[start]

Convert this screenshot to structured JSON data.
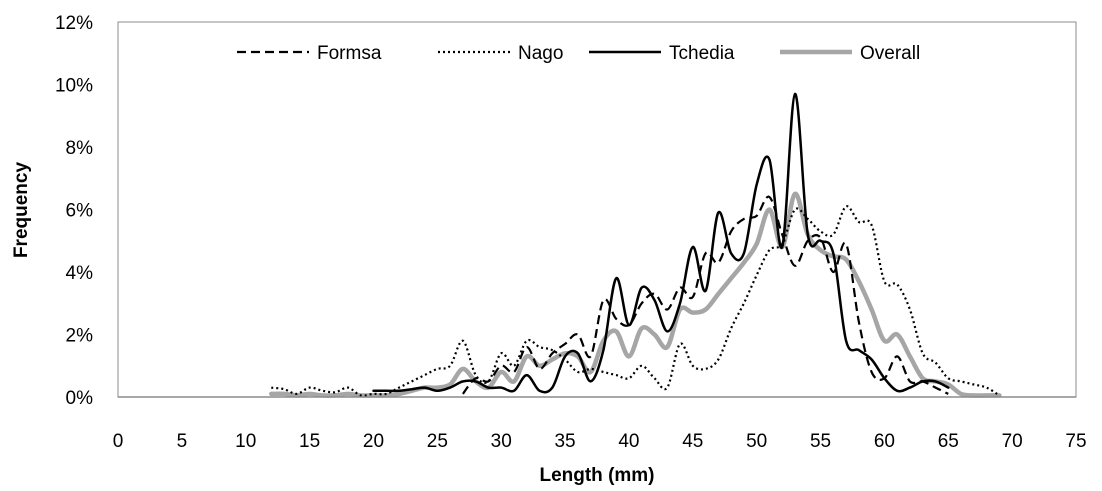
{
  "chart_data": {
    "type": "line",
    "xlabel": "Length (mm)",
    "ylabel": "Frequency",
    "xlim": [
      0,
      75
    ],
    "ylim": [
      0,
      12
    ],
    "x_ticks": [
      "0",
      "5",
      "10",
      "15",
      "20",
      "25",
      "30",
      "35",
      "40",
      "45",
      "50",
      "55",
      "60",
      "65",
      "70",
      "75"
    ],
    "y_ticks": [
      "0%",
      "2%",
      "4%",
      "6%",
      "8%",
      "10%",
      "12%"
    ],
    "y_unit": "%",
    "grid": false,
    "legend_position": "top",
    "series": [
      {
        "name": "Formsa",
        "color": "#000000",
        "dash": "dashed",
        "x": [
          27,
          28,
          29,
          30,
          31,
          32,
          33,
          34,
          35,
          36,
          37,
          38,
          39,
          40,
          41,
          42,
          43,
          44,
          45,
          46,
          47,
          48,
          49,
          50,
          51,
          52,
          53,
          54,
          55,
          56,
          57,
          58,
          59,
          60,
          61,
          62,
          63,
          64,
          65
        ],
        "values": [
          0.1,
          0.6,
          0.5,
          1.0,
          0.8,
          1.6,
          0.9,
          1.4,
          1.7,
          2.0,
          1.3,
          3.1,
          2.5,
          2.3,
          3.0,
          3.3,
          2.8,
          3.5,
          3.2,
          4.6,
          4.3,
          5.3,
          5.7,
          5.8,
          6.4,
          5.2,
          4.2,
          5.0,
          5.1,
          4.0,
          4.9,
          2.4,
          0.8,
          0.6,
          1.3,
          0.5,
          0.5,
          0.3,
          0.1
        ]
      },
      {
        "name": "Nago",
        "color": "#000000",
        "dash": "dotted",
        "x": [
          12,
          13,
          14,
          15,
          16,
          17,
          18,
          19,
          20,
          21,
          22,
          23,
          24,
          25,
          26,
          27,
          28,
          29,
          30,
          31,
          32,
          33,
          34,
          35,
          36,
          37,
          38,
          39,
          40,
          41,
          42,
          43,
          44,
          45,
          46,
          47,
          48,
          49,
          50,
          51,
          52,
          53,
          54,
          55,
          56,
          57,
          58,
          59,
          60,
          61,
          62,
          63,
          64,
          65,
          66,
          67,
          68,
          69
        ],
        "values": [
          0.3,
          0.25,
          0.1,
          0.3,
          0.2,
          0.15,
          0.3,
          0.05,
          0.1,
          0.1,
          0.3,
          0.5,
          0.7,
          0.9,
          1.0,
          1.8,
          0.7,
          0.5,
          1.4,
          1.0,
          1.8,
          1.6,
          1.5,
          1.2,
          0.8,
          0.9,
          0.8,
          0.7,
          0.6,
          1.0,
          0.6,
          0.3,
          1.7,
          1.0,
          0.9,
          1.2,
          2.2,
          3.0,
          3.9,
          4.7,
          4.9,
          6.0,
          5.7,
          5.3,
          5.2,
          6.1,
          5.6,
          5.5,
          3.7,
          3.6,
          2.8,
          1.4,
          1.1,
          0.6,
          0.5,
          0.4,
          0.3,
          0.05
        ]
      },
      {
        "name": "Tchedia",
        "color": "#000000",
        "dash": "solid",
        "x": [
          20,
          21,
          22,
          23,
          24,
          25,
          26,
          27,
          28,
          29,
          30,
          31,
          32,
          33,
          34,
          35,
          36,
          37,
          38,
          39,
          40,
          41,
          42,
          43,
          44,
          45,
          46,
          47,
          48,
          49,
          50,
          51,
          52,
          53,
          54,
          55,
          56,
          57,
          58,
          59,
          60,
          61,
          62,
          63,
          64,
          65
        ],
        "values": [
          0.2,
          0.2,
          0.2,
          0.25,
          0.3,
          0.2,
          0.3,
          0.5,
          0.5,
          0.3,
          0.3,
          0.2,
          0.7,
          0.2,
          0.3,
          1.3,
          1.4,
          0.5,
          1.5,
          3.8,
          2.3,
          3.5,
          3.1,
          2.1,
          3.0,
          4.8,
          3.4,
          5.9,
          4.6,
          4.6,
          6.8,
          7.6,
          4.8,
          9.7,
          5.2,
          5.0,
          4.6,
          1.8,
          1.5,
          1.2,
          0.6,
          0.2,
          0.3,
          0.5,
          0.5,
          0.3
        ]
      },
      {
        "name": "Overall",
        "color": "#a6a6a6",
        "dash": "solid",
        "x": [
          12,
          13,
          14,
          15,
          16,
          17,
          18,
          19,
          20,
          21,
          22,
          23,
          24,
          25,
          26,
          27,
          28,
          29,
          30,
          31,
          32,
          33,
          34,
          35,
          36,
          37,
          38,
          39,
          40,
          41,
          42,
          43,
          44,
          45,
          46,
          47,
          48,
          49,
          50,
          51,
          52,
          53,
          54,
          55,
          56,
          57,
          58,
          59,
          60,
          61,
          62,
          63,
          64,
          65,
          66,
          67,
          68,
          69
        ],
        "values": [
          0.1,
          0.1,
          0.05,
          0.1,
          0.05,
          0.05,
          0.1,
          0.05,
          0.05,
          0.05,
          0.1,
          0.2,
          0.3,
          0.3,
          0.4,
          0.9,
          0.5,
          0.3,
          0.8,
          0.5,
          1.3,
          1.0,
          1.2,
          1.4,
          1.3,
          0.8,
          1.8,
          2.1,
          1.3,
          2.2,
          2.0,
          1.6,
          2.8,
          2.7,
          2.8,
          3.3,
          3.8,
          4.3,
          4.9,
          6.0,
          4.8,
          6.5,
          5.2,
          4.7,
          4.5,
          4.4,
          3.7,
          2.8,
          1.8,
          2.0,
          1.3,
          0.6,
          0.5,
          0.4,
          0.1,
          0.05,
          0.05,
          0.05
        ]
      }
    ]
  }
}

[end]

WHAT YOU HAVE TO DO - Your task is to copy the entries in full and exactly, without any images.

ANSWER FOR THE TASK -
Convert this screenshot to structured JSON data.
{
  "chart_data": {
    "type": "line",
    "xlabel": "Length (mm)",
    "ylabel": "Frequency",
    "xlim": [
      0,
      75
    ],
    "ylim": [
      0,
      12
    ],
    "x_ticks": [
      "0",
      "5",
      "10",
      "15",
      "20",
      "25",
      "30",
      "35",
      "40",
      "45",
      "50",
      "55",
      "60",
      "65",
      "70",
      "75"
    ],
    "y_ticks": [
      "0%",
      "2%",
      "4%",
      "6%",
      "8%",
      "10%",
      "12%"
    ],
    "y_unit": "%",
    "grid": false,
    "legend_position": "top",
    "series": [
      {
        "name": "Formsa",
        "color": "#000000",
        "dash": "dashed",
        "x": [
          27,
          28,
          29,
          30,
          31,
          32,
          33,
          34,
          35,
          36,
          37,
          38,
          39,
          40,
          41,
          42,
          43,
          44,
          45,
          46,
          47,
          48,
          49,
          50,
          51,
          52,
          53,
          54,
          55,
          56,
          57,
          58,
          59,
          60,
          61,
          62,
          63,
          64,
          65
        ],
        "values": [
          0.1,
          0.6,
          0.5,
          1.0,
          0.8,
          1.6,
          0.9,
          1.4,
          1.7,
          2.0,
          1.3,
          3.1,
          2.5,
          2.3,
          3.0,
          3.3,
          2.8,
          3.5,
          3.2,
          4.6,
          4.3,
          5.3,
          5.7,
          5.8,
          6.4,
          5.2,
          4.2,
          5.0,
          5.1,
          4.0,
          4.9,
          2.4,
          0.8,
          0.6,
          1.3,
          0.5,
          0.5,
          0.3,
          0.1
        ]
      },
      {
        "name": "Nago",
        "color": "#000000",
        "dash": "dotted",
        "x": [
          12,
          13,
          14,
          15,
          16,
          17,
          18,
          19,
          20,
          21,
          22,
          23,
          24,
          25,
          26,
          27,
          28,
          29,
          30,
          31,
          32,
          33,
          34,
          35,
          36,
          37,
          38,
          39,
          40,
          41,
          42,
          43,
          44,
          45,
          46,
          47,
          48,
          49,
          50,
          51,
          52,
          53,
          54,
          55,
          56,
          57,
          58,
          59,
          60,
          61,
          62,
          63,
          64,
          65,
          66,
          67,
          68,
          69
        ],
        "values": [
          0.3,
          0.25,
          0.1,
          0.3,
          0.2,
          0.15,
          0.3,
          0.05,
          0.1,
          0.1,
          0.3,
          0.5,
          0.7,
          0.9,
          1.0,
          1.8,
          0.7,
          0.5,
          1.4,
          1.0,
          1.8,
          1.6,
          1.5,
          1.2,
          0.8,
          0.9,
          0.8,
          0.7,
          0.6,
          1.0,
          0.6,
          0.3,
          1.7,
          1.0,
          0.9,
          1.2,
          2.2,
          3.0,
          3.9,
          4.7,
          4.9,
          6.0,
          5.7,
          5.3,
          5.2,
          6.1,
          5.6,
          5.5,
          3.7,
          3.6,
          2.8,
          1.4,
          1.1,
          0.6,
          0.5,
          0.4,
          0.3,
          0.05
        ]
      },
      {
        "name": "Tchedia",
        "color": "#000000",
        "dash": "solid",
        "x": [
          20,
          21,
          22,
          23,
          24,
          25,
          26,
          27,
          28,
          29,
          30,
          31,
          32,
          33,
          34,
          35,
          36,
          37,
          38,
          39,
          40,
          41,
          42,
          43,
          44,
          45,
          46,
          47,
          48,
          49,
          50,
          51,
          52,
          53,
          54,
          55,
          56,
          57,
          58,
          59,
          60,
          61,
          62,
          63,
          64,
          65
        ],
        "values": [
          0.2,
          0.2,
          0.2,
          0.25,
          0.3,
          0.2,
          0.3,
          0.5,
          0.5,
          0.3,
          0.3,
          0.2,
          0.7,
          0.2,
          0.3,
          1.3,
          1.4,
          0.5,
          1.5,
          3.8,
          2.3,
          3.5,
          3.1,
          2.1,
          3.0,
          4.8,
          3.4,
          5.9,
          4.6,
          4.6,
          6.8,
          7.6,
          4.8,
          9.7,
          5.2,
          5.0,
          4.6,
          1.8,
          1.5,
          1.2,
          0.6,
          0.2,
          0.3,
          0.5,
          0.5,
          0.3
        ]
      },
      {
        "name": "Overall",
        "color": "#a6a6a6",
        "dash": "solid",
        "x": [
          12,
          13,
          14,
          15,
          16,
          17,
          18,
          19,
          20,
          21,
          22,
          23,
          24,
          25,
          26,
          27,
          28,
          29,
          30,
          31,
          32,
          33,
          34,
          35,
          36,
          37,
          38,
          39,
          40,
          41,
          42,
          43,
          44,
          45,
          46,
          47,
          48,
          49,
          50,
          51,
          52,
          53,
          54,
          55,
          56,
          57,
          58,
          59,
          60,
          61,
          62,
          63,
          64,
          65,
          66,
          67,
          68,
          69
        ],
        "values": [
          0.1,
          0.1,
          0.05,
          0.1,
          0.05,
          0.05,
          0.1,
          0.05,
          0.05,
          0.05,
          0.1,
          0.2,
          0.3,
          0.3,
          0.4,
          0.9,
          0.5,
          0.3,
          0.8,
          0.5,
          1.3,
          1.0,
          1.2,
          1.4,
          1.3,
          0.8,
          1.8,
          2.1,
          1.3,
          2.2,
          2.0,
          1.6,
          2.8,
          2.7,
          2.8,
          3.3,
          3.8,
          4.3,
          4.9,
          6.0,
          4.8,
          6.5,
          5.2,
          4.7,
          4.5,
          4.4,
          3.7,
          2.8,
          1.8,
          2.0,
          1.3,
          0.6,
          0.5,
          0.4,
          0.1,
          0.05,
          0.05,
          0.05
        ]
      }
    ]
  }
}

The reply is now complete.